--- begin Given entries ---

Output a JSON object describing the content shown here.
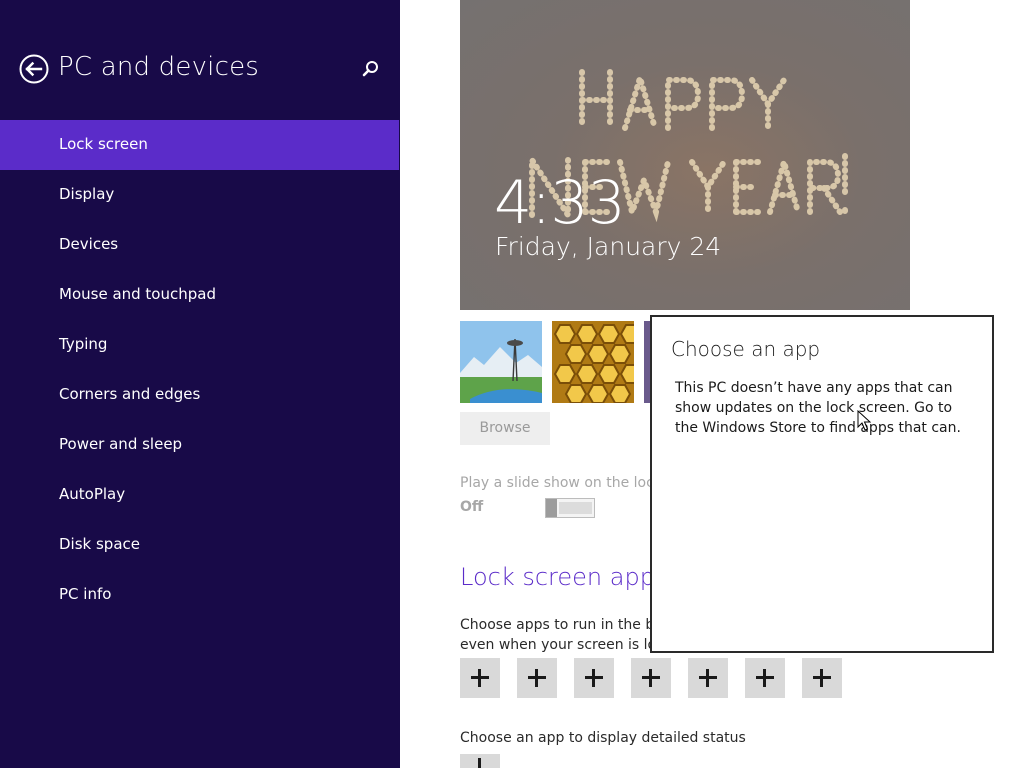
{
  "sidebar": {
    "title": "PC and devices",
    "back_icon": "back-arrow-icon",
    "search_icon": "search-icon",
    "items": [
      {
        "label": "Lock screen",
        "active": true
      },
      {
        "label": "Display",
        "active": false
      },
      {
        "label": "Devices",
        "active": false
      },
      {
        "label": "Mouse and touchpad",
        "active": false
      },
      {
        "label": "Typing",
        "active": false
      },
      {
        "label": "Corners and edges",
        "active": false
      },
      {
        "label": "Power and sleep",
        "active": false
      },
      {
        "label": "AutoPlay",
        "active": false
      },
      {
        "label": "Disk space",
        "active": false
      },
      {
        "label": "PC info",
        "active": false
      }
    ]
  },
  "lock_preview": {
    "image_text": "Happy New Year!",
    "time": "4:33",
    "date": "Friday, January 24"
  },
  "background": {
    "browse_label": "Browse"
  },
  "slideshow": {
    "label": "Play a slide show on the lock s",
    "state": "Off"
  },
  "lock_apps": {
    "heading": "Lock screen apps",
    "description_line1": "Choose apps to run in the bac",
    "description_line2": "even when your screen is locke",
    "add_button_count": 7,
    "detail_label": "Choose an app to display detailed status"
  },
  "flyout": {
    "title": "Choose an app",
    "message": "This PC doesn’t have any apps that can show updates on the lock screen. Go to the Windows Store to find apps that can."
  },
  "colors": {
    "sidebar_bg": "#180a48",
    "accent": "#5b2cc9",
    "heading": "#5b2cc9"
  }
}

--- end Given entries ---
--- begin Given entries ---

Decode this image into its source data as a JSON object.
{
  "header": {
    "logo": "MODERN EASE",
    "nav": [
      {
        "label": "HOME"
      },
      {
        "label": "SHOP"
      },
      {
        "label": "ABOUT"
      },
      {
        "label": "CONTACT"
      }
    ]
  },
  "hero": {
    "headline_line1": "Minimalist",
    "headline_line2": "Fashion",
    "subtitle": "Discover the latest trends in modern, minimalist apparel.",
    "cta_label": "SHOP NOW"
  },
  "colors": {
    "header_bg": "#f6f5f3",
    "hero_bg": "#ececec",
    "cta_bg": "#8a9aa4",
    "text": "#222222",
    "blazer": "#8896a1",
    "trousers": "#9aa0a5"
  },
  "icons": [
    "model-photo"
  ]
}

--- end Given entries ---
--- begin Given entries ---

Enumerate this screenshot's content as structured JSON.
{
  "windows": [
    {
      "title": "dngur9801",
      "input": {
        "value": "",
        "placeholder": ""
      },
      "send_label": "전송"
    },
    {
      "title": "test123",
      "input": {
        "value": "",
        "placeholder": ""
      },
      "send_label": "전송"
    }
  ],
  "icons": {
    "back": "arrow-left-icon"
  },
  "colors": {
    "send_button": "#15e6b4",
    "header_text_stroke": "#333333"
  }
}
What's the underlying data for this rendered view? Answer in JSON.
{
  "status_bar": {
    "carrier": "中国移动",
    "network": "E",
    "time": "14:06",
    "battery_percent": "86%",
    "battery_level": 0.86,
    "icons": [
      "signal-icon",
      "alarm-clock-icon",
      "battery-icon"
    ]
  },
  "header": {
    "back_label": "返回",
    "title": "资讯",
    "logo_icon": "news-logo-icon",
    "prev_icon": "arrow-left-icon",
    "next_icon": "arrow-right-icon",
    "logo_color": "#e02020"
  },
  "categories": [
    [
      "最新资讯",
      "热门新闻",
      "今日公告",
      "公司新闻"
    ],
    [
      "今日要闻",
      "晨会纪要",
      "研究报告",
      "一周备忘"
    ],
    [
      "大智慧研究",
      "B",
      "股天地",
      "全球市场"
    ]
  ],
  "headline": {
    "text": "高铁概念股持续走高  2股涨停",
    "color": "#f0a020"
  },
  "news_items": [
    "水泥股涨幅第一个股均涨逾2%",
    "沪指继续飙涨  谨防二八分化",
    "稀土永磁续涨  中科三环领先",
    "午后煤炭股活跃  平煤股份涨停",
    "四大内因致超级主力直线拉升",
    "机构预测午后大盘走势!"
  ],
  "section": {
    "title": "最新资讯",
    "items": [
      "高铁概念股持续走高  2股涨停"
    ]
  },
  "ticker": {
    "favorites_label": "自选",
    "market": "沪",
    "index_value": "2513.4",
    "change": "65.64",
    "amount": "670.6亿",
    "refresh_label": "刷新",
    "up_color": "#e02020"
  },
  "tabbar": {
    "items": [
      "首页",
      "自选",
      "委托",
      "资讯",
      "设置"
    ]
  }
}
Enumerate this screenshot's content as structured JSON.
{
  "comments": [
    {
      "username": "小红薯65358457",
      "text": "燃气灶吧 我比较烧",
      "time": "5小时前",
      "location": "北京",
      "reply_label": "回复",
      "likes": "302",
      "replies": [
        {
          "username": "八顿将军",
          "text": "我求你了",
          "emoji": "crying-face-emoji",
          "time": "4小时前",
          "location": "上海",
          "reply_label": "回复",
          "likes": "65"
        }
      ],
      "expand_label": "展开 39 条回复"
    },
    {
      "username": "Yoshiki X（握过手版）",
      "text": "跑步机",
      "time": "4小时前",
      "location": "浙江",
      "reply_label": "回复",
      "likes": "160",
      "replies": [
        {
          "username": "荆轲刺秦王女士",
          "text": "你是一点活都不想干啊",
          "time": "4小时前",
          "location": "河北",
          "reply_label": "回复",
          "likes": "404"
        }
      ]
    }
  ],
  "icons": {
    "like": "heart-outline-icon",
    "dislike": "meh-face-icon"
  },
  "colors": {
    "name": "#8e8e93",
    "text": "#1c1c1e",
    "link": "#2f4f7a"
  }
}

--- end Given entries ---

Description of the task: Copy out each line of the material that holds the word "Choose".

Exercise solution:
    "description_line1": "Choose apps to run in the bac",
    "detail_label": "Choose an app to display detailed status"
    "title": "Choose an app",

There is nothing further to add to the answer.